### EXCERPT

--- BEGIN ---

But, again, the journal was both a laboratory for fiction and a means of exorcising demons and fine-tuning the work-in-progress known as John Cheever. That summer, so much alone, he brooded with particular anxiety about his earlier amethyst-ring-wearing self, and prayed that he would have the “courage and decency” to assume the “grave responsibilities” of married life: “I have been evasive, God knows, but I have also come of age.” So he hoped. Also—lying in bed between stories, smoking and scratching his bedbug bites—he indulged in idle reveries about the kind of bon vivant he saw himself becoming:
I find myself driving up the road to Treetops in a large car, creaming the Whitneys at tennis, a game I've never learned how to play, giving the head-waiter at Charles’ five dollars and instructing him to get some flowers and ice a monopole of Bollinger, deciding whether to have the Pot au Feu or the trout merinere [sic], I can see myself waiting at the bar in a blue cheviot suit, tasting a martini, decanting a bottle of Vouvray into a thermos bottle to take out to Jones’ Beach, coming back from the beach, burned and salty … moving among my charming guests, greeting the late-comers at the door.
But still he remained on Bank Street, though it was almost September, as if he was afraid of testing romance against reality. Only when the bedbugs had become “ravening” and carpenters descended on the place and began “pulling things apart” did Cheever hit the road at last for New Hampshire—not in a “large car,” of course, but the same old Model A.
He needn't have worried. After being treated as family by a lot of “amiable people,” he “shouted and sang” as he drove back to New York a week or so later. “We will have a good life darling,” he wrote his bride-to-be, “a wonderful and beautiful life.”
MARY WINTERNITZ wasn't so sure about that, but on the other hand it pleased her to marry “somebody considered a catch” by her family, who never thought she'd amount to much. For both her and Cheever, in fact, it might have seemed a happy outcome to ghastly protracted childhoods—and not a moment too soon, under the circumstances. “We just decided not to wait much longer with everything so uncertain,” Mary wrote her father in early 1941. “Why not take what you can get while you can get it?”

--- END ---

### LISTING
--- BEGIN ---

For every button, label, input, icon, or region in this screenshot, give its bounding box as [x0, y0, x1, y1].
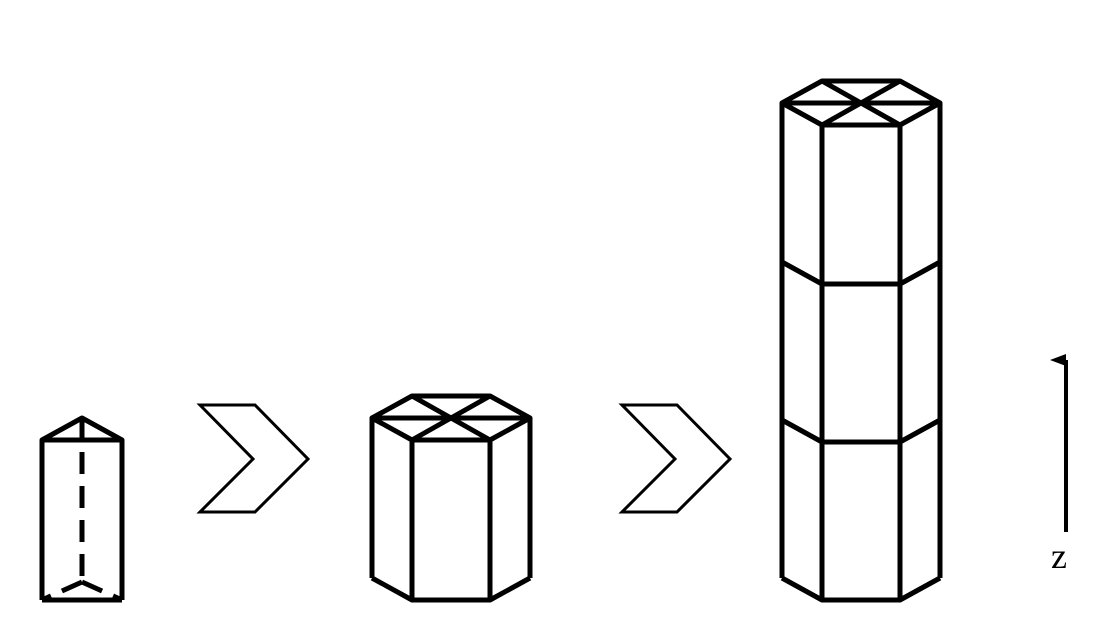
transition-arrow-2: [618, 403, 733, 514]
hexagonal-column-figure: [779, 78, 943, 603]
segment-boundary-1: [780, 259, 942, 287]
segment-boundary-2: [780, 417, 942, 445]
triangular-prism-figure: [39, 415, 125, 603]
transition-arrow-1: [196, 403, 311, 514]
z-axis-label: z: [1051, 536, 1067, 576]
hexagonal-prism-figure: [369, 393, 533, 603]
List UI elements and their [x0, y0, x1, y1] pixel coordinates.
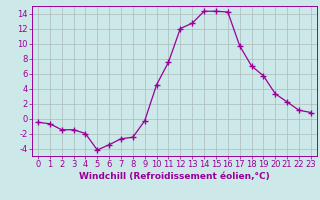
X-axis label: Windchill (Refroidissement éolien,°C): Windchill (Refroidissement éolien,°C) [79, 172, 270, 181]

--- END ---

### WORK TO DO
a) In the passage about John Cheever, what car did he drive to New Hampshire?
b) Reproduce word for word a part of the passage about John Cheever, beginning at the words "But still he" and stopping after the words "old Model A.".
Rely only on the passage about John Cheever.

### FINAL ANSWERS
a) He drove the same old Model A.

b)
But still he remained on Bank Street, though it was almost September, as if he was afraid of testing romance against reality. Only when the bedbugs had become “ravening” and carpenters descended on the place and began “pulling things apart” did Cheever hit the road at last for New Hampshire—not in a “large car,” of course, but the same old Model A.